Dataset rows about figures
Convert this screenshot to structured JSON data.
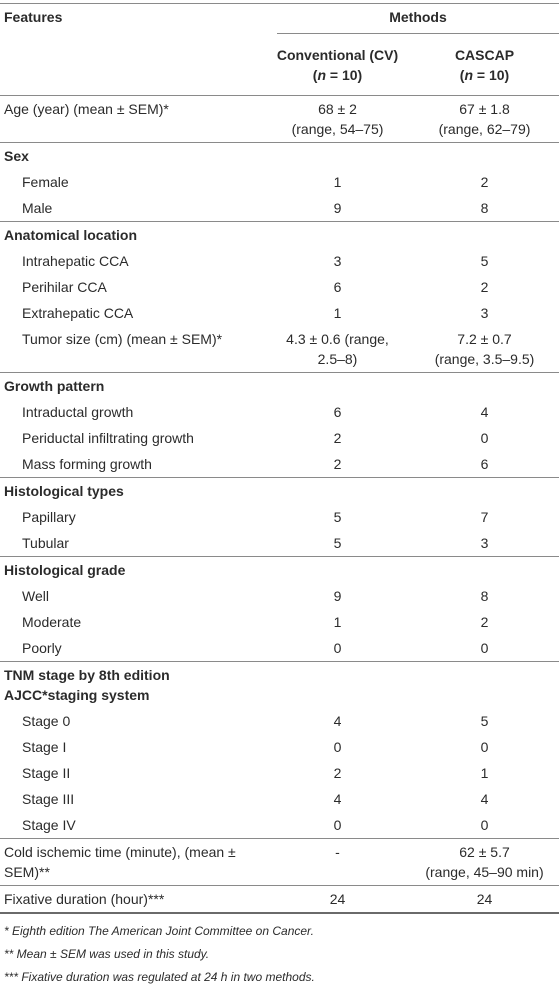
{
  "table": {
    "header": {
      "features": "Features",
      "methods": "Methods",
      "columns": [
        {
          "name": "Conventional (CV)",
          "n": {
            "open": "(",
            "var": "n",
            "rest": " = 10)"
          }
        },
        {
          "name": "CASCAP",
          "n": {
            "open": "(",
            "var": "n",
            "rest": " = 10)"
          }
        }
      ]
    },
    "rows": [
      {
        "kind": "plain",
        "sep": true,
        "cells": [
          [
            "Age (year) (mean ± SEM)*"
          ],
          [
            "68 ± 2",
            "(range, 54–75)"
          ],
          [
            "67 ± 1.8",
            "(range, 62–79)"
          ]
        ]
      },
      {
        "kind": "section",
        "sep": true,
        "cells": [
          [
            "Sex"
          ],
          [],
          []
        ]
      },
      {
        "kind": "item",
        "cells": [
          [
            "Female"
          ],
          [
            "1"
          ],
          [
            "2"
          ]
        ]
      },
      {
        "kind": "item",
        "cells": [
          [
            "Male"
          ],
          [
            "9"
          ],
          [
            "8"
          ]
        ]
      },
      {
        "kind": "section",
        "sep": true,
        "cells": [
          [
            "Anatomical location"
          ],
          [],
          []
        ]
      },
      {
        "kind": "item",
        "cells": [
          [
            "Intrahepatic CCA"
          ],
          [
            "3"
          ],
          [
            "5"
          ]
        ]
      },
      {
        "kind": "item",
        "cells": [
          [
            "Perihilar CCA"
          ],
          [
            "6"
          ],
          [
            "2"
          ]
        ]
      },
      {
        "kind": "item",
        "cells": [
          [
            "Extrahepatic CCA"
          ],
          [
            "1"
          ],
          [
            "3"
          ]
        ]
      },
      {
        "kind": "item",
        "cells": [
          [
            "Tumor size (cm) (mean ± SEM)*"
          ],
          [
            "4.3 ± 0.6 (range,",
            "2.5–8)"
          ],
          [
            "7.2 ± 0.7",
            "(range, 3.5–9.5)"
          ]
        ]
      },
      {
        "kind": "section",
        "sep": true,
        "cells": [
          [
            "Growth pattern"
          ],
          [],
          []
        ]
      },
      {
        "kind": "item",
        "cells": [
          [
            "Intraductal growth"
          ],
          [
            "6"
          ],
          [
            "4"
          ]
        ]
      },
      {
        "kind": "item",
        "cells": [
          [
            "Periductal infiltrating growth"
          ],
          [
            "2"
          ],
          [
            "0"
          ]
        ]
      },
      {
        "kind": "item",
        "cells": [
          [
            "Mass forming growth"
          ],
          [
            "2"
          ],
          [
            "6"
          ]
        ]
      },
      {
        "kind": "section",
        "sep": true,
        "cells": [
          [
            "Histological types"
          ],
          [],
          []
        ]
      },
      {
        "kind": "item",
        "cells": [
          [
            "Papillary"
          ],
          [
            "5"
          ],
          [
            "7"
          ]
        ]
      },
      {
        "kind": "item",
        "cells": [
          [
            "Tubular"
          ],
          [
            "5"
          ],
          [
            "3"
          ]
        ]
      },
      {
        "kind": "section",
        "sep": true,
        "cells": [
          [
            "Histological grade"
          ],
          [],
          []
        ]
      },
      {
        "kind": "item",
        "cells": [
          [
            "Well"
          ],
          [
            "9"
          ],
          [
            "8"
          ]
        ]
      },
      {
        "kind": "item",
        "cells": [
          [
            "Moderate"
          ],
          [
            "1"
          ],
          [
            "2"
          ]
        ]
      },
      {
        "kind": "item",
        "cells": [
          [
            "Poorly"
          ],
          [
            "0"
          ],
          [
            "0"
          ]
        ]
      },
      {
        "kind": "section",
        "sep": true,
        "cells": [
          [
            "TNM stage by 8th edition AJCC*staging system"
          ],
          [],
          []
        ]
      },
      {
        "kind": "item",
        "cells": [
          [
            "Stage 0"
          ],
          [
            "4"
          ],
          [
            "5"
          ]
        ]
      },
      {
        "kind": "item",
        "cells": [
          [
            "Stage I"
          ],
          [
            "0"
          ],
          [
            "0"
          ]
        ]
      },
      {
        "kind": "item",
        "cells": [
          [
            "Stage II"
          ],
          [
            "2"
          ],
          [
            "1"
          ]
        ]
      },
      {
        "kind": "item",
        "cells": [
          [
            "Stage III"
          ],
          [
            "4"
          ],
          [
            "4"
          ]
        ]
      },
      {
        "kind": "item",
        "cells": [
          [
            "Stage IV"
          ],
          [
            "0"
          ],
          [
            "0"
          ]
        ]
      },
      {
        "kind": "plain",
        "sep": true,
        "cells": [
          [
            "Cold ischemic time (minute), (mean ±",
            "SEM)**"
          ],
          [
            "-"
          ],
          [
            "62 ± 5.7",
            "(range, 45–90 min)"
          ]
        ]
      },
      {
        "kind": "plain",
        "sep": true,
        "cells": [
          [
            "Fixative duration (hour)***"
          ],
          [
            "24"
          ],
          [
            "24"
          ]
        ]
      }
    ],
    "footnotes": [
      "* Eighth edition The American Joint Committee on Cancer.",
      "** Mean ± SEM was used in this study.",
      "*** Fixative duration was regulated at 24 h in two methods."
    ]
  }
}
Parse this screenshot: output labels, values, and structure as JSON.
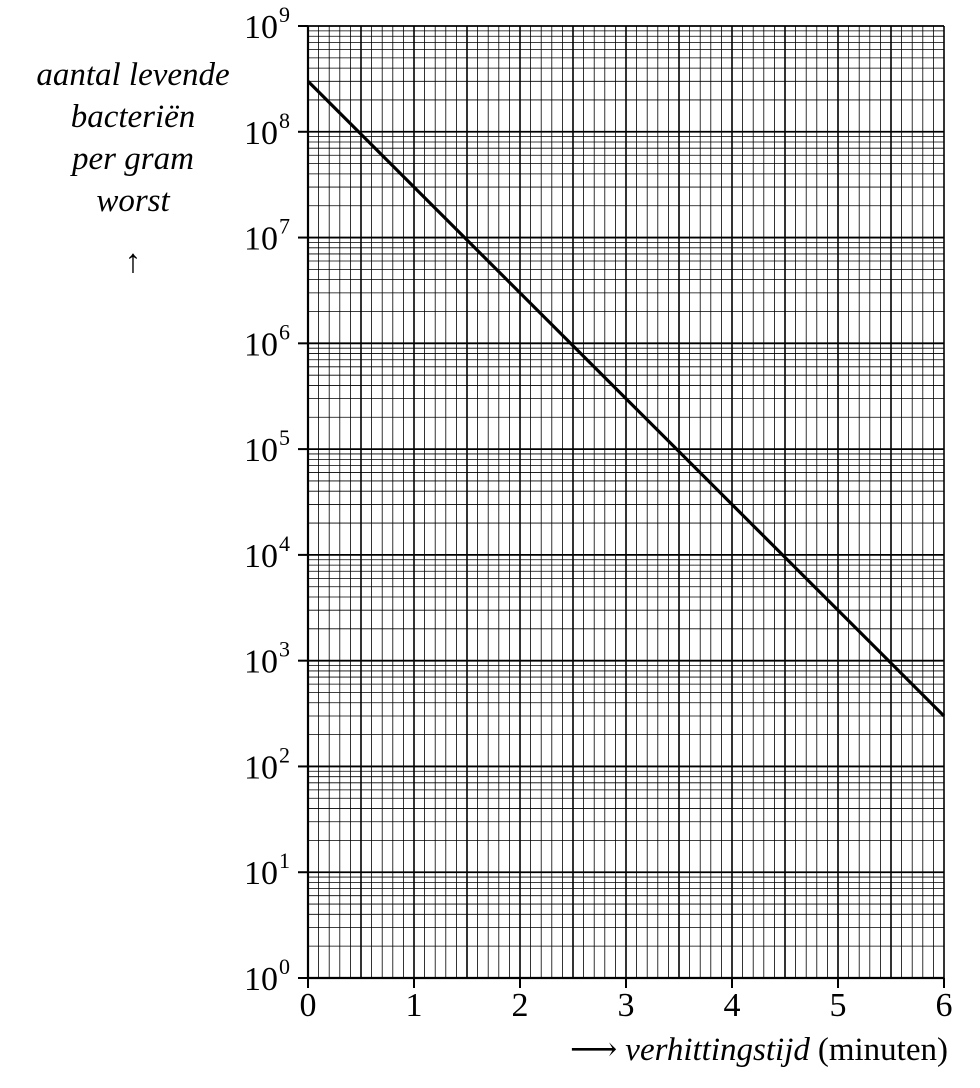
{
  "chart_data": {
    "type": "line",
    "y_scale": "log",
    "x": [
      0,
      6
    ],
    "series": [
      {
        "values": [
          300000000,
          300
        ]
      }
    ],
    "xlim": [
      0,
      6
    ],
    "ylim": [
      1,
      1000000000
    ],
    "x_ticks": [
      "0",
      "1",
      "2",
      "3",
      "4",
      "5",
      "6"
    ],
    "y_ticks": [
      {
        "base": "10",
        "exp": "0"
      },
      {
        "base": "10",
        "exp": "1"
      },
      {
        "base": "10",
        "exp": "2"
      },
      {
        "base": "10",
        "exp": "3"
      },
      {
        "base": "10",
        "exp": "4"
      },
      {
        "base": "10",
        "exp": "5"
      },
      {
        "base": "10",
        "exp": "6"
      },
      {
        "base": "10",
        "exp": "7"
      },
      {
        "base": "10",
        "exp": "8"
      },
      {
        "base": "10",
        "exp": "9"
      }
    ],
    "ylabel_lines": [
      "aantal levende",
      "bacteriën",
      "per gram",
      "worst"
    ],
    "ylabel_arrow": "↑",
    "xlabel_arrow": "⟶",
    "xlabel_italic": "verhittingstijd",
    "xlabel_unit": "(minuten)",
    "grid": true,
    "colors": {
      "line": "#000000",
      "grid": "#000000"
    }
  }
}
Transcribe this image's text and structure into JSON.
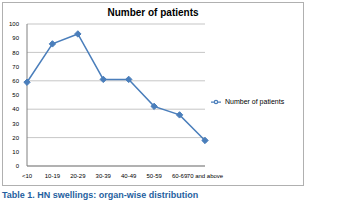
{
  "chart_data": {
    "type": "line",
    "title": "Number of patients",
    "categories": [
      "<10",
      "10-19",
      "20-29",
      "30-39",
      "40-49",
      "50-59",
      "60-69",
      "70 and above"
    ],
    "series": [
      {
        "name": "Number of patients",
        "color": "#4a7ebb",
        "marker": "diamond",
        "values": [
          59,
          86,
          93,
          61,
          61,
          42,
          36,
          18
        ]
      }
    ],
    "ylim": [
      0,
      100
    ],
    "yticks": [
      0,
      10,
      20,
      30,
      40,
      50,
      60,
      70,
      80,
      90,
      100
    ],
    "grid": true,
    "legend": "right"
  },
  "caption": "Table 1. HN swellings: organ-wise distribution"
}
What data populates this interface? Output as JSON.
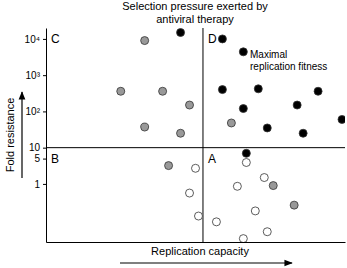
{
  "chart_data": {
    "type": "scatter",
    "title": [
      "Selection pressure exerted by",
      "antiviral therapy"
    ],
    "x_label": "Replication capacity",
    "y_label": "Fold resistance",
    "log": "y",
    "grid": false,
    "tick_labels": "y",
    "xlim": [
      0,
      10
    ],
    "xticks": [],
    "ylim": [
      0.025,
      20000
    ],
    "yticks": [
      1,
      5,
      10,
      {
        "value": 100,
        "label": "10²"
      },
      {
        "value": 1000,
        "label": "10³"
      },
      {
        "value": 10000,
        "label": "10⁴"
      }
    ],
    "dividers": {
      "x": 5.25,
      "y": 10
    },
    "quadrant_labels": [
      "A",
      "B",
      "C",
      "D"
    ],
    "annotation": [
      "Maximal",
      "replication fitness"
    ],
    "series": [
      {
        "color": "#000000",
        "marker": "circle",
        "x": [
          4.5,
          5.9,
          6.6,
          5.9,
          6.6,
          7.1,
          7.4,
          8.4,
          9.1,
          8.6,
          9.9,
          6.7
        ],
        "values": [
          15000,
          10000,
          4400,
          400,
          120,
          420,
          35,
          150,
          360,
          25,
          60,
          7
        ]
      },
      {
        "color": "#999999",
        "marker": "circle",
        "x": [
          3.3,
          2.5,
          3.9,
          4.8,
          3.3,
          4.5,
          6.2,
          4.1,
          7.6,
          8.3
        ],
        "values": [
          9000,
          360,
          360,
          150,
          37,
          25,
          48,
          3.2,
          0.9,
          0.26
        ]
      },
      {
        "color": "#ffffff",
        "marker": "circle",
        "x": [
          5.0,
          4.8,
          5.1,
          6.7,
          7.3,
          6.4,
          7.0,
          5.7,
          7.4,
          6.6
        ],
        "values": [
          2.7,
          0.56,
          0.13,
          3.9,
          1.5,
          0.86,
          0.18,
          0.09,
          0.048,
          0.031
        ]
      }
    ]
  }
}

### WHAT YOU NEED TO DO
Where does the string "range" appear in the records above? Show every line that holds it.

### ANSWER AREA
            "(range, 54–75)"
            "(range, 62–79)"
            "4.3 ± 0.6 (range,",
            "(range, 3.5–9.5)"
            "(range, 45–90 min)"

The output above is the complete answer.